**Data provided**
-*-*-

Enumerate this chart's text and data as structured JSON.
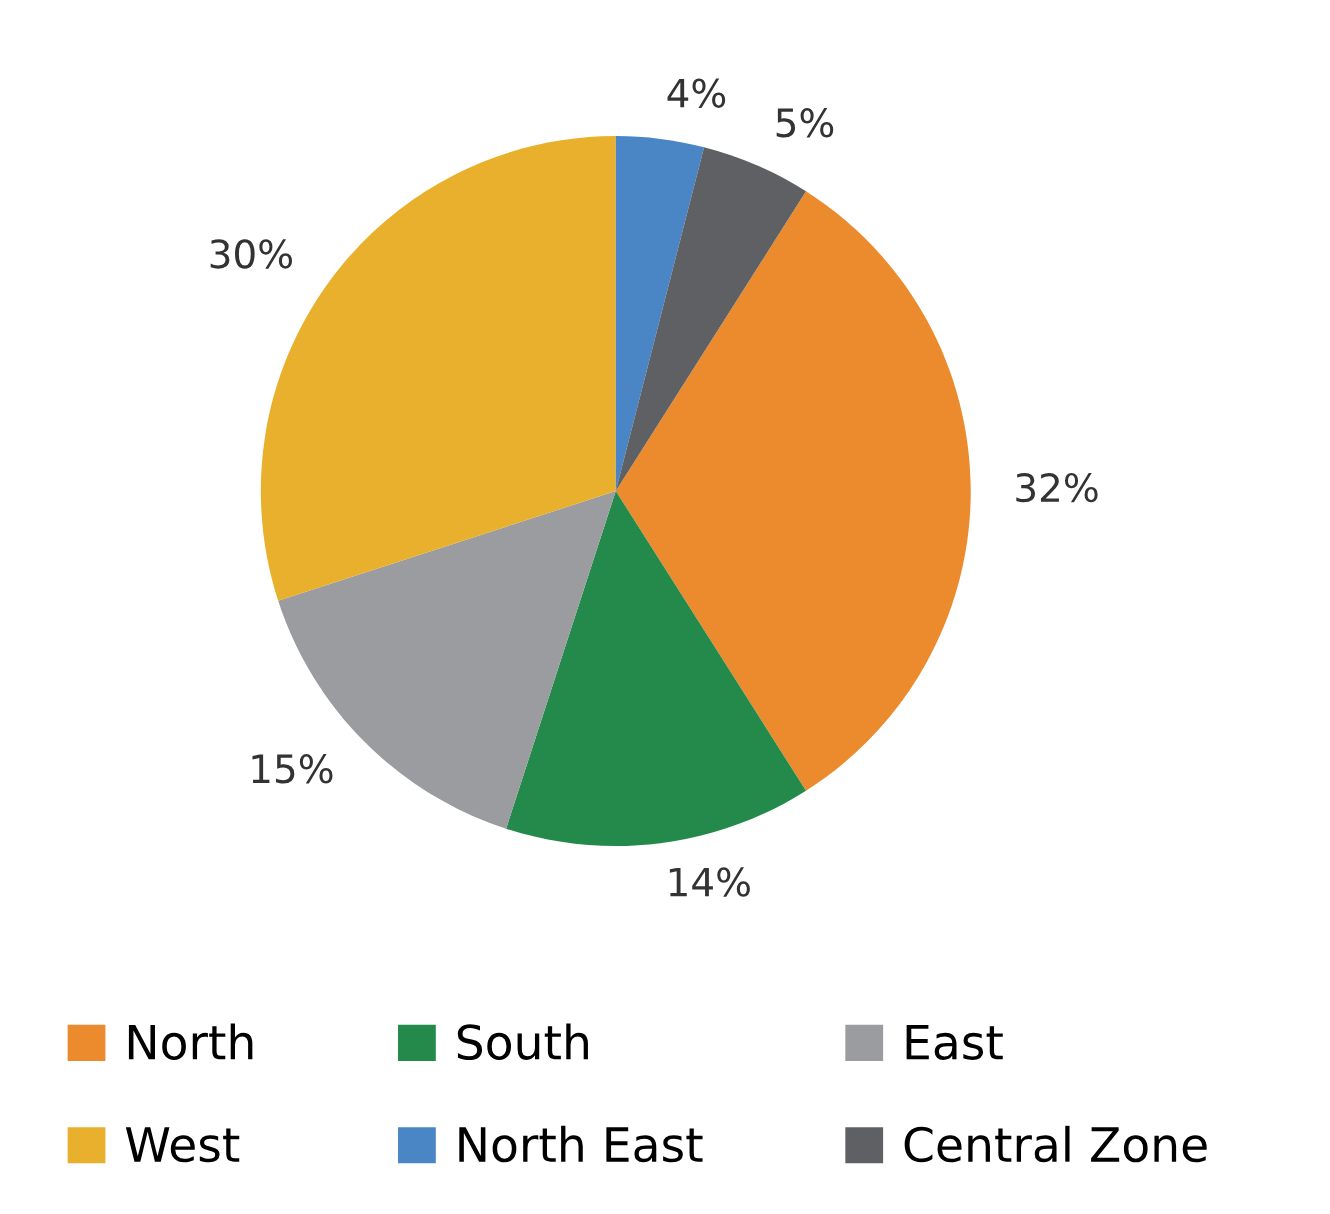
{
  "chart_data": {
    "type": "pie",
    "categories": [
      "North",
      "South",
      "East",
      "West",
      "North East",
      "Central Zone"
    ],
    "values": [
      32,
      14,
      15,
      30,
      4,
      5
    ],
    "colors": [
      "#ec8b2e",
      "#238a4c",
      "#9b9c9f",
      "#e8b02c",
      "#4a86c5",
      "#5e6064"
    ],
    "value_labels": [
      "32%",
      "14%",
      "15%",
      "30%",
      "4%",
      "5%"
    ],
    "legend": "bottom"
  }
}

-*-*-

**Instructions for the task**
Repeat the data exactly, excluding the pictures.

**Solved exercise**
Enumerate this chart's text and data as structured JSON.
{
  "chart_data": {
    "type": "pie",
    "categories": [
      "North",
      "South",
      "East",
      "West",
      "North East",
      "Central Zone"
    ],
    "values": [
      32,
      14,
      15,
      30,
      4,
      5
    ],
    "colors": [
      "#ec8b2e",
      "#238a4c",
      "#9b9c9f",
      "#e8b02c",
      "#4a86c5",
      "#5e6064"
    ],
    "value_labels": [
      "32%",
      "14%",
      "15%",
      "30%",
      "4%",
      "5%"
    ],
    "legend": "bottom"
  }
}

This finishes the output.